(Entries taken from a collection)

## Begin

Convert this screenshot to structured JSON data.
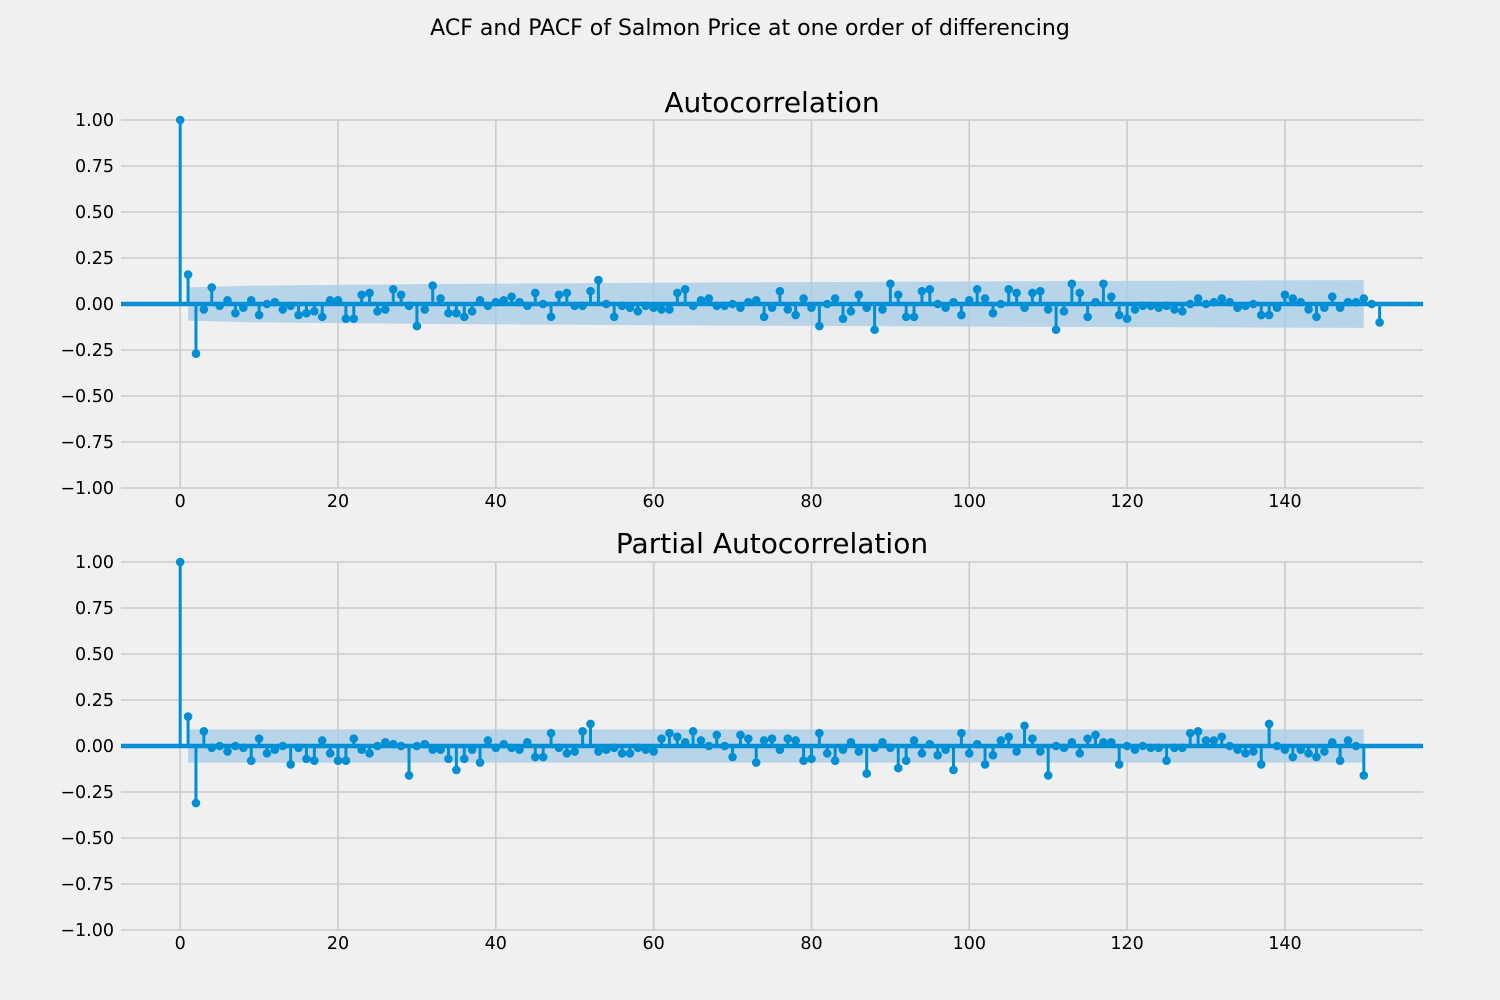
{
  "figure": {
    "suptitle": "ACF and PACF of Salmon Price at one order of differencing",
    "colors": {
      "background": "#f0f0f0",
      "stem": "#008fd5",
      "band": "#a6cbe6",
      "grid": "#cbcbcb"
    }
  },
  "chart_data": [
    {
      "type": "stem",
      "title": "Autocorrelation",
      "xlabel": "",
      "ylabel": "",
      "xlim": [
        -7.5,
        157.5
      ],
      "ylim": [
        -1,
        1
      ],
      "xticks": [
        0,
        20,
        40,
        60,
        80,
        100,
        120,
        140
      ],
      "xtick_labels": [
        "0",
        "20",
        "40",
        "60",
        "80",
        "100",
        "120",
        "140"
      ],
      "yticks": [
        1,
        0.75,
        0.5,
        0.25,
        0,
        -0.25,
        -0.5,
        -0.75,
        -1
      ],
      "ytick_labels": [
        "1.00",
        "0.75",
        "0.50",
        "0.25",
        "0.00",
        "−0.25",
        "−0.50",
        "−0.75",
        "−1.00"
      ],
      "grid": true,
      "lags_start": 0,
      "values": [
        1.0,
        0.16,
        -0.27,
        -0.03,
        0.09,
        -0.01,
        0.02,
        -0.05,
        -0.02,
        0.02,
        -0.06,
        0.0,
        0.01,
        -0.03,
        -0.01,
        -0.06,
        -0.05,
        -0.04,
        -0.07,
        0.02,
        0.02,
        -0.08,
        -0.08,
        0.05,
        0.06,
        -0.04,
        -0.03,
        0.08,
        0.05,
        -0.01,
        -0.12,
        -0.03,
        0.1,
        0.03,
        -0.05,
        -0.05,
        -0.07,
        -0.04,
        0.02,
        -0.01,
        0.01,
        0.02,
        0.04,
        0.01,
        -0.01,
        0.06,
        0.0,
        -0.07,
        0.05,
        0.06,
        -0.01,
        -0.01,
        0.07,
        0.13,
        0.0,
        -0.07,
        -0.01,
        -0.02,
        -0.04,
        -0.01,
        -0.02,
        -0.03,
        -0.03,
        0.06,
        0.08,
        -0.01,
        0.02,
        0.03,
        -0.01,
        -0.01,
        0.0,
        -0.02,
        0.01,
        0.02,
        -0.07,
        -0.02,
        0.07,
        -0.03,
        -0.06,
        0.03,
        -0.02,
        -0.12,
        0.0,
        0.03,
        -0.08,
        -0.04,
        0.05,
        -0.02,
        -0.14,
        -0.03,
        0.11,
        0.05,
        -0.07,
        -0.07,
        0.07,
        0.08,
        0.0,
        -0.02,
        0.01,
        -0.06,
        0.02,
        0.08,
        0.03,
        -0.05,
        0.0,
        0.08,
        0.06,
        -0.02,
        0.06,
        0.07,
        -0.03,
        -0.14,
        -0.04,
        0.11,
        0.06,
        -0.07,
        0.01,
        0.11,
        0.04,
        -0.06,
        -0.08,
        -0.03,
        -0.01,
        -0.01,
        -0.02,
        -0.01,
        -0.03,
        -0.04,
        0.0,
        0.03,
        0.0,
        0.01,
        0.03,
        0.01,
        -0.02,
        -0.01,
        0.0,
        -0.06,
        -0.06,
        -0.02,
        0.05,
        0.03,
        0.01,
        -0.03,
        -0.07,
        -0.02,
        0.04,
        -0.02,
        0.01,
        0.01,
        0.03,
        0.0,
        -0.1
      ],
      "confidence_band": {
        "lags": [
          1,
          150
        ],
        "upper": [
          0.09,
          0.13
        ],
        "lower": [
          -0.09,
          -0.13
        ]
      }
    },
    {
      "type": "stem",
      "title": "Partial Autocorrelation",
      "xlabel": "",
      "ylabel": "",
      "xlim": [
        -7.5,
        157.5
      ],
      "ylim": [
        -1,
        1
      ],
      "xticks": [
        0,
        20,
        40,
        60,
        80,
        100,
        120,
        140
      ],
      "xtick_labels": [
        "0",
        "20",
        "40",
        "60",
        "80",
        "100",
        "120",
        "140"
      ],
      "yticks": [
        1,
        0.75,
        0.5,
        0.25,
        0,
        -0.25,
        -0.5,
        -0.75,
        -1
      ],
      "ytick_labels": [
        "1.00",
        "0.75",
        "0.50",
        "0.25",
        "0.00",
        "−0.25",
        "−0.50",
        "−0.75",
        "−1.00"
      ],
      "grid": true,
      "lags_start": 0,
      "values": [
        1.0,
        0.16,
        -0.31,
        0.08,
        -0.01,
        0.0,
        -0.03,
        0.0,
        -0.01,
        -0.08,
        0.04,
        -0.04,
        -0.02,
        0.0,
        -0.1,
        -0.01,
        -0.07,
        -0.08,
        0.03,
        -0.04,
        -0.08,
        -0.08,
        0.04,
        -0.02,
        -0.04,
        0.0,
        0.02,
        0.01,
        0.0,
        -0.16,
        0.0,
        0.01,
        -0.02,
        -0.02,
        -0.07,
        -0.13,
        -0.07,
        -0.02,
        -0.09,
        0.03,
        -0.01,
        0.01,
        -0.01,
        -0.02,
        0.02,
        -0.06,
        -0.06,
        0.07,
        -0.01,
        -0.04,
        -0.03,
        0.08,
        0.12,
        -0.03,
        -0.02,
        -0.01,
        -0.04,
        -0.04,
        -0.01,
        -0.02,
        -0.03,
        0.04,
        0.07,
        0.05,
        0.02,
        0.08,
        0.03,
        0.0,
        0.06,
        0.0,
        -0.06,
        0.06,
        0.04,
        -0.09,
        0.03,
        0.04,
        -0.02,
        0.04,
        0.03,
        -0.08,
        -0.07,
        0.07,
        -0.04,
        -0.08,
        -0.02,
        0.02,
        -0.03,
        -0.15,
        -0.01,
        0.02,
        -0.01,
        -0.12,
        -0.08,
        0.03,
        -0.04,
        0.01,
        -0.05,
        -0.02,
        -0.13,
        0.07,
        -0.04,
        0.01,
        -0.1,
        -0.05,
        0.03,
        0.05,
        -0.03,
        0.11,
        0.04,
        -0.03,
        -0.16,
        0.0,
        -0.01,
        0.02,
        -0.04,
        0.04,
        0.06,
        0.02,
        0.02,
        -0.1,
        0.0,
        -0.02,
        0.0,
        -0.01,
        -0.01,
        -0.08,
        -0.01,
        -0.01,
        0.07,
        0.08,
        0.03,
        0.03,
        0.05,
        0.0,
        -0.02,
        -0.04,
        -0.03,
        -0.1,
        0.12,
        0.0,
        -0.02,
        -0.06,
        -0.02,
        -0.04,
        -0.06,
        -0.03,
        0.02,
        -0.08,
        0.03,
        0.0,
        -0.16
      ],
      "confidence_band": {
        "lags": [
          1,
          150
        ],
        "upper": [
          0.09,
          0.09
        ],
        "lower": [
          -0.09,
          -0.09
        ]
      }
    }
  ]
}
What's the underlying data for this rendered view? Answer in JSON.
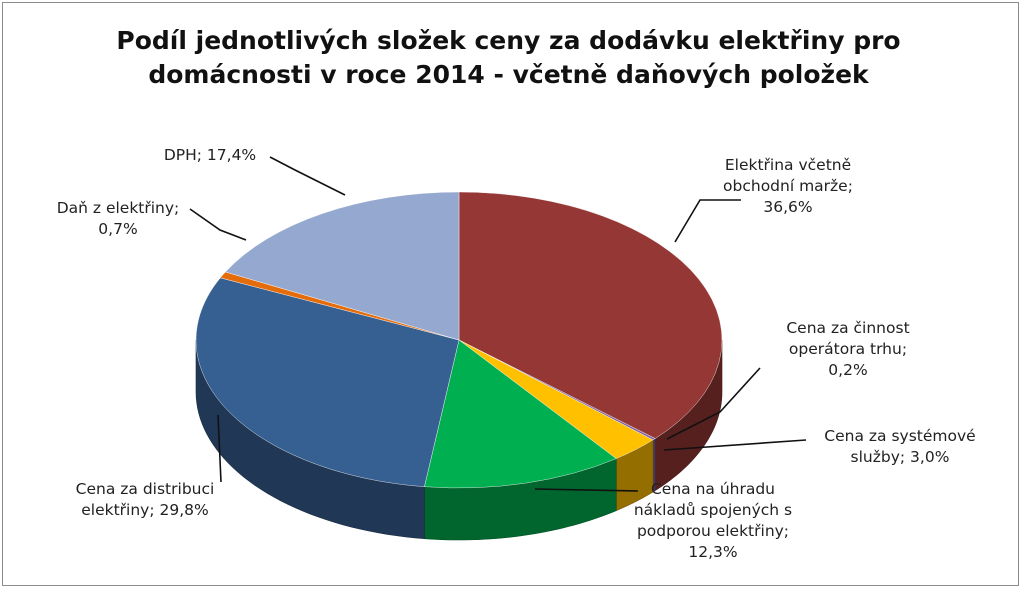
{
  "chart_data": {
    "type": "pie",
    "title_lines": [
      "Podíl jednotlivých složek ceny za dodávku elektřiny pro",
      "domácnosti v roce 2014 - včetně daňových položek"
    ],
    "slices": [
      {
        "label_lines": [
          "Elektřina včetně",
          "obchodní marže;",
          "36,6%"
        ],
        "value": 36.6,
        "color": "#953735"
      },
      {
        "label_lines": [
          "Cena za činnost",
          "operátora trhu;",
          "0,2%"
        ],
        "value": 0.2,
        "color": "#8064a2"
      },
      {
        "label_lines": [
          "Cena za systémové",
          "služby; 3,0%"
        ],
        "value": 3.0,
        "color": "#ffc000"
      },
      {
        "label_lines": [
          "Cena na úhradu",
          "nákladů spojených s",
          "podporou elektřiny;",
          "12,3%"
        ],
        "value": 12.3,
        "color": "#00b050"
      },
      {
        "label_lines": [
          "Cena za distribuci",
          "elektřiny; 29,8%"
        ],
        "value": 29.8,
        "color": "#376092"
      },
      {
        "label_lines": [
          "Daň z elektřiny;",
          "0,7%"
        ],
        "value": 0.7,
        "color": "#e46c0a"
      },
      {
        "label_lines": [
          "DPH; 17,4%"
        ],
        "value": 17.4,
        "color": "#95a9d0"
      }
    ]
  }
}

## End

YOUR TASK: Lines that hold "elektřiny" are the ones to copy; find all of them.

SOLUTION TO THIS TASK:
      "Podíl jednotlivých složek ceny za dodávku elektřiny pro",
          "podporou elektřiny;",
          "elektřiny; 29,8%"
          "Daň z elektřiny;",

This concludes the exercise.